[Collected data entries]

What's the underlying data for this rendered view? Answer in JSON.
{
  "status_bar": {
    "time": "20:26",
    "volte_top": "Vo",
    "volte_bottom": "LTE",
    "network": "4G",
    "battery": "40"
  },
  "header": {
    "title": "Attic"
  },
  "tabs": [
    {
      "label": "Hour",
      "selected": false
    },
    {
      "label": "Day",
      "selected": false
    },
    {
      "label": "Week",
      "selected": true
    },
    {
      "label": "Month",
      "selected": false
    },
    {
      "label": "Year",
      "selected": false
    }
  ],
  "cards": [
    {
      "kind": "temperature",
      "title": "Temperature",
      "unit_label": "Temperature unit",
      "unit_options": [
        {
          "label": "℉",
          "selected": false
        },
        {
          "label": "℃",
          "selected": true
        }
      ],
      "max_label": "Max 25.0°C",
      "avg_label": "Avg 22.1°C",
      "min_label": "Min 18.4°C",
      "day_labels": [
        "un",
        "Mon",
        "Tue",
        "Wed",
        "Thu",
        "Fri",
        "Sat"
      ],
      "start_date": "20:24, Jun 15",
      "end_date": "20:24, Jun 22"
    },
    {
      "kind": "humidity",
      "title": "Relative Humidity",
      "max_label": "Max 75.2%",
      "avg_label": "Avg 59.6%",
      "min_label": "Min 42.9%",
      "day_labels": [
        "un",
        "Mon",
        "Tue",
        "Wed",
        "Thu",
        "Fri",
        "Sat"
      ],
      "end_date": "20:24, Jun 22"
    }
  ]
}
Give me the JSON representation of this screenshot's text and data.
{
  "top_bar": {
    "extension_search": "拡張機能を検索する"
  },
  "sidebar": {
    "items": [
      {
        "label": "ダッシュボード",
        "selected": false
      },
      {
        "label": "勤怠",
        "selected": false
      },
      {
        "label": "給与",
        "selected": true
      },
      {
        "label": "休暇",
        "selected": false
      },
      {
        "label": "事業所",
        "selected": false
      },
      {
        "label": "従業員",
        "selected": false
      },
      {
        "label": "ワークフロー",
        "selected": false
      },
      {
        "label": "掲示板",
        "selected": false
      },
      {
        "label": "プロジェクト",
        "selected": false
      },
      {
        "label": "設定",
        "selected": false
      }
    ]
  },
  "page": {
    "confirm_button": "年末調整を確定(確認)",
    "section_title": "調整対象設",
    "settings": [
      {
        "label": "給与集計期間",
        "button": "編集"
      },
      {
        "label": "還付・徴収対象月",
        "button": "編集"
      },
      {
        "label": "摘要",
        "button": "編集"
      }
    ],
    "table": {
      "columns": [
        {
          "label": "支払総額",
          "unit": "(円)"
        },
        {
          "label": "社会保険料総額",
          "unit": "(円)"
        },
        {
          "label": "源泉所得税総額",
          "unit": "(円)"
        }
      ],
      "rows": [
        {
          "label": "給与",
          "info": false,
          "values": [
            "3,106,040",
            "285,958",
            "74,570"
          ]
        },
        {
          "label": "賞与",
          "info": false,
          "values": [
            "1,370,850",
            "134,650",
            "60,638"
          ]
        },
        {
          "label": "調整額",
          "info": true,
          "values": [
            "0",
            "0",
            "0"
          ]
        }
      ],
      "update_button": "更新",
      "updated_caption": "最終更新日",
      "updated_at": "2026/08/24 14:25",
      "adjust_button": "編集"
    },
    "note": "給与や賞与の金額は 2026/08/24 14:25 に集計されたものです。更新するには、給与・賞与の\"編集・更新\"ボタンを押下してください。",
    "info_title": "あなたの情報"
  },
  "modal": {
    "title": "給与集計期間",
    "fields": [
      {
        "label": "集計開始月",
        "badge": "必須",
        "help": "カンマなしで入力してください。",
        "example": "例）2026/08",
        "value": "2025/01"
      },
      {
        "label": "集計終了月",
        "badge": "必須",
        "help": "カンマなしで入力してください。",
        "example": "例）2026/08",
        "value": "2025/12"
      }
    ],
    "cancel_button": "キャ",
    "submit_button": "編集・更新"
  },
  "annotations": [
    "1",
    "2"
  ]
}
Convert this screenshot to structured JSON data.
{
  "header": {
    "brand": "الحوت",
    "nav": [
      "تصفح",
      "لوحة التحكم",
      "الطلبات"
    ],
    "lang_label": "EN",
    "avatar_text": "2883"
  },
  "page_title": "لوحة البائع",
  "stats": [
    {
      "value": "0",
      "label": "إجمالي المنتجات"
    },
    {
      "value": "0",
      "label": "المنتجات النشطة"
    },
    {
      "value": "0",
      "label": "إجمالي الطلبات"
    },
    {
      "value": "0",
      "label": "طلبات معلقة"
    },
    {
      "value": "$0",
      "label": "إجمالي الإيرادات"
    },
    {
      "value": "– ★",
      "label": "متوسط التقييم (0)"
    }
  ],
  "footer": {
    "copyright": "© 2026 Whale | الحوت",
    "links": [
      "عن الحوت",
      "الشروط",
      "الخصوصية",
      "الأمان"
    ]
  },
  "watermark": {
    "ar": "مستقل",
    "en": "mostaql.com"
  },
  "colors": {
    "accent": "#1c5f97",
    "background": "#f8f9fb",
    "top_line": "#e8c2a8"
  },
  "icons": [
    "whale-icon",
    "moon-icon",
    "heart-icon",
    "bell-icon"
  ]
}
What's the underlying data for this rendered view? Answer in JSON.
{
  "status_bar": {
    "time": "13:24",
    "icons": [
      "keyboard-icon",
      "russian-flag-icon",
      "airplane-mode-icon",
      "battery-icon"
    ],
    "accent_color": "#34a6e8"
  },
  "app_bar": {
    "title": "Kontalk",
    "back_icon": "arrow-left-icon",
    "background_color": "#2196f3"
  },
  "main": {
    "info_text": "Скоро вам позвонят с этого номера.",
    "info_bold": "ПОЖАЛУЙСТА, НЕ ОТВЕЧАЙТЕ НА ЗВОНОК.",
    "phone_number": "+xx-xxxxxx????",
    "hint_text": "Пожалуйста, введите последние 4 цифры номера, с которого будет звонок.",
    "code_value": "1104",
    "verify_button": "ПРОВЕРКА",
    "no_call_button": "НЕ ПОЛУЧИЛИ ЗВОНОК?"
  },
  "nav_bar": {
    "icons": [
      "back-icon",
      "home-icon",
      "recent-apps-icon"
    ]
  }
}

Stated exercise: Repeat every line of the material exactly as given.

Task answer:
What's the underlying data for this rendered view? Answer in JSON.
{
  "status_bar": {
    "time": "20:26",
    "volte_top": "Vo",
    "volte_bottom": "LTE",
    "network": "4G",
    "battery": "40"
  },
  "header": {
    "title": "Attic"
  },
  "tabs": [
    {
      "label": "Hour",
      "selected": false
    },
    {
      "label": "Day",
      "selected": false
    },
    {
      "label": "Week",
      "selected": true
    },
    {
      "label": "Month",
      "selected": false
    },
    {
      "label": "Year",
      "selected": false
    }
  ],
  "cards": [
    {
      "kind": "temperature",
      "title": "Temperature",
      "unit_label": "Temperature unit",
      "unit_options": [
        {
          "label": "℉",
          "selected": false
        },
        {
          "label": "℃",
          "selected": true
        }
      ],
      "max_label": "Max 25.0°C",
      "avg_label": "Avg 22.1°C",
      "min_label": "Min 18.4°C",
      "day_labels": [
        "un",
        "Mon",
        "Tue",
        "Wed",
        "Thu",
        "Fri",
        "Sat"
      ],
      "start_date": "20:24, Jun 15",
      "end_date": "20:24, Jun 22"
    },
    {
      "kind": "humidity",
      "title": "Relative Humidity",
      "max_label": "Max 75.2%",
      "avg_label": "Avg 59.6%",
      "min_label": "Min 42.9%",
      "day_labels": [
        "un",
        "Mon",
        "Tue",
        "Wed",
        "Thu",
        "Fri",
        "Sat"
      ],
      "end_date": "20:24, Jun 22"
    }
  ]
}
Give me the JSON representation of this screenshot's text and data.
{
  "top_bar": {
    "extension_search": "拡張機能を検索する"
  },
  "sidebar": {
    "items": [
      {
        "label": "ダッシュボード",
        "selected": false
      },
      {
        "label": "勤怠",
        "selected": false
      },
      {
        "label": "給与",
        "selected": true
      },
      {
        "label": "休暇",
        "selected": false
      },
      {
        "label": "事業所",
        "selected": false
      },
      {
        "label": "従業員",
        "selected": false
      },
      {
        "label": "ワークフロー",
        "selected": false
      },
      {
        "label": "掲示板",
        "selected": false
      },
      {
        "label": "プロジェクト",
        "selected": false
      },
      {
        "label": "設定",
        "selected": false
      }
    ]
  },
  "page": {
    "confirm_button": "年末調整を確定(確認)",
    "section_title": "調整対象設",
    "settings": [
      {
        "label": "給与集計期間",
        "button": "編集"
      },
      {
        "label": "還付・徴収対象月",
        "button": "編集"
      },
      {
        "label": "摘要",
        "button": "編集"
      }
    ],
    "table": {
      "columns": [
        {
          "label": "支払総額",
          "unit": "(円)"
        },
        {
          "label": "社会保険料総額",
          "unit": "(円)"
        },
        {
          "label": "源泉所得税総額",
          "unit": "(円)"
        }
      ],
      "rows": [
        {
          "label": "給与",
          "info": false,
          "values": [
            "3,106,040",
            "285,958",
            "74,570"
          ]
        },
        {
          "label": "賞与",
          "info": false,
          "values": [
            "1,370,850",
            "134,650",
            "60,638"
          ]
        },
        {
          "label": "調整額",
          "info": true,
          "values": [
            "0",
            "0",
            "0"
          ]
        }
      ],
      "update_button": "更新",
      "updated_caption": "最終更新日",
      "updated_at": "2026/08/24 14:25",
      "adjust_button": "編集"
    },
    "note": "給与や賞与の金額は 2026/08/24 14:25 に集計されたものです。更新するには、給与・賞与の\"編集・更新\"ボタンを押下してください。",
    "info_title": "あなたの情報"
  },
  "modal": {
    "title": "給与集計期間",
    "fields": [
      {
        "label": "集計開始月",
        "badge": "必須",
        "help": "カンマなしで入力してください。",
        "example": "例）2026/08",
        "value": "2025/01"
      },
      {
        "label": "集計終了月",
        "badge": "必須",
        "help": "カンマなしで入力してください。",
        "example": "例）2026/08",
        "value": "2025/12"
      }
    ],
    "cancel_button": "キャ",
    "submit_button": "編集・更新"
  },
  "annotations": [
    "1",
    "2"
  ]
}
Convert this screenshot to structured JSON data.
{
  "header": {
    "brand": "الحوت",
    "nav": [
      "تصفح",
      "لوحة التحكم",
      "الطلبات"
    ],
    "lang_label": "EN",
    "avatar_text": "2883"
  },
  "page_title": "لوحة البائع",
  "stats": [
    {
      "value": "0",
      "label": "إجمالي المنتجات"
    },
    {
      "value": "0",
      "label": "المنتجات النشطة"
    },
    {
      "value": "0",
      "label": "إجمالي الطلبات"
    },
    {
      "value": "0",
      "label": "طلبات معلقة"
    },
    {
      "value": "$0",
      "label": "إجمالي الإيرادات"
    },
    {
      "value": "– ★",
      "label": "متوسط التقييم (0)"
    }
  ],
  "footer": {
    "copyright": "© 2026 Whale | الحوت",
    "links": [
      "عن الحوت",
      "الشروط",
      "الخصوصية",
      "الأمان"
    ]
  },
  "watermark": {
    "ar": "مستقل",
    "en": "mostaql.com"
  },
  "colors": {
    "accent": "#1c5f97",
    "background": "#f8f9fb",
    "top_line": "#e8c2a8"
  },
  "icons": [
    "whale-icon",
    "moon-icon",
    "heart-icon",
    "bell-icon"
  ]
}
What's the underlying data for this rendered view? Answer in JSON.
{
  "status_bar": {
    "time": "13:24",
    "icons": [
      "keyboard-icon",
      "russian-flag-icon",
      "airplane-mode-icon",
      "battery-icon"
    ],
    "accent_color": "#34a6e8"
  },
  "app_bar": {
    "title": "Kontalk",
    "back_icon": "arrow-left-icon",
    "background_color": "#2196f3"
  },
  "main": {
    "info_text": "Скоро вам позвонят с этого номера.",
    "info_bold": "ПОЖАЛУЙСТА, НЕ ОТВЕЧАЙТЕ НА ЗВОНОК.",
    "phone_number": "+xx-xxxxxx????",
    "hint_text": "Пожалуйста, введите последние 4 цифры номера, с которого будет звонок.",
    "code_value": "1104",
    "verify_button": "ПРОВЕРКА",
    "no_call_button": "НЕ ПОЛУЧИЛИ ЗВОНОК?"
  },
  "nav_bar": {
    "icons": [
      "back-icon",
      "home-icon",
      "recent-apps-icon"
    ]
  }
}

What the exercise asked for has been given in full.